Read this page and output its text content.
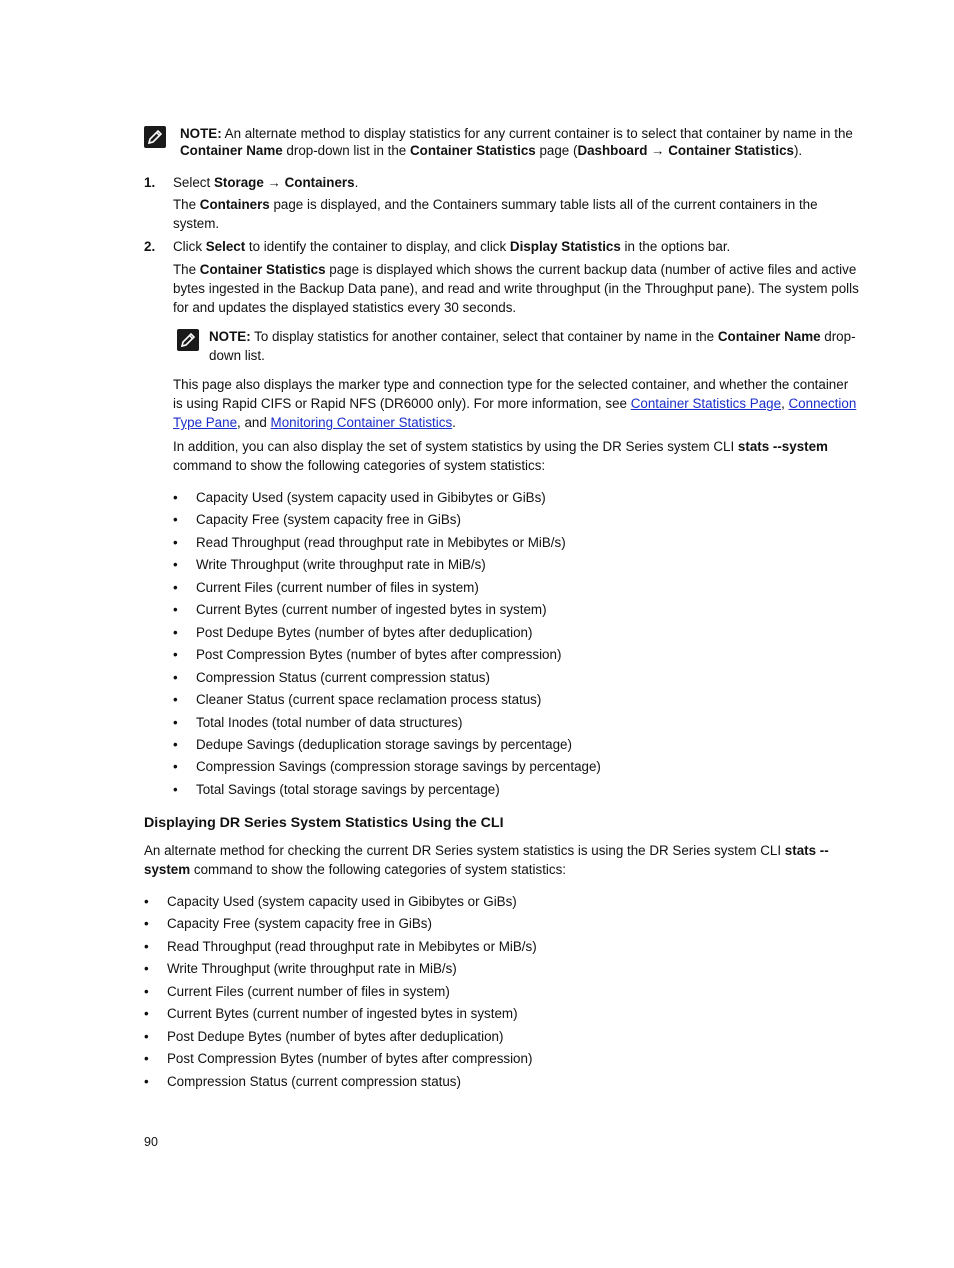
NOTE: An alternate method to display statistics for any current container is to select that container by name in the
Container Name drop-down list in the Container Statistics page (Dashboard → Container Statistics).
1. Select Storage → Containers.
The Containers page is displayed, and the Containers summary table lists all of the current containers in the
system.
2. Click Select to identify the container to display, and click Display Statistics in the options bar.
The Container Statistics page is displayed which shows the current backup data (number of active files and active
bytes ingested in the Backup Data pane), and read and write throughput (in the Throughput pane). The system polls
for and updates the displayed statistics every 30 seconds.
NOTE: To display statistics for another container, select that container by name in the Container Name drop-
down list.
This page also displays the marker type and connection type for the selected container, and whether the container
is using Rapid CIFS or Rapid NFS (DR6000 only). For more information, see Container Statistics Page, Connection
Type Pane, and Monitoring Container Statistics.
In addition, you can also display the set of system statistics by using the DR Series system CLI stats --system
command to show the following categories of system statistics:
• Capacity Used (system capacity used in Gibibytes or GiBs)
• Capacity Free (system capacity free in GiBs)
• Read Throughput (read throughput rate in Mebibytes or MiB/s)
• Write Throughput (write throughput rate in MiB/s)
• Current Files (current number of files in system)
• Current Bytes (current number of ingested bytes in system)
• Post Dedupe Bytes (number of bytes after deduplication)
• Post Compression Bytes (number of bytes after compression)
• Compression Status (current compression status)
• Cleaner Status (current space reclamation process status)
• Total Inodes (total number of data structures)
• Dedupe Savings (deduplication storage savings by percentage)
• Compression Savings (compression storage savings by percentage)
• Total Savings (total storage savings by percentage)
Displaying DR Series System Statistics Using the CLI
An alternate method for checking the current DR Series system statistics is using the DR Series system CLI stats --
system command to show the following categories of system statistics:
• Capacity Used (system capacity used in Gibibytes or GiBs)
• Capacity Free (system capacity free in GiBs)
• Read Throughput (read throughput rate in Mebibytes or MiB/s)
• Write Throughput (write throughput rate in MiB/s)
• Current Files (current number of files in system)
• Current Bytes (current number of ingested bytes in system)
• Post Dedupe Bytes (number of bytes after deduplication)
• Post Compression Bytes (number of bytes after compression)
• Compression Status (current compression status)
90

## WRITTEN EXERCISE
List the lines of the material in which the word "following" occurs.

## RESULT OF THIS EXERCISE
command to show the following categories of system statistics:
system command to show the following categories of system statistics:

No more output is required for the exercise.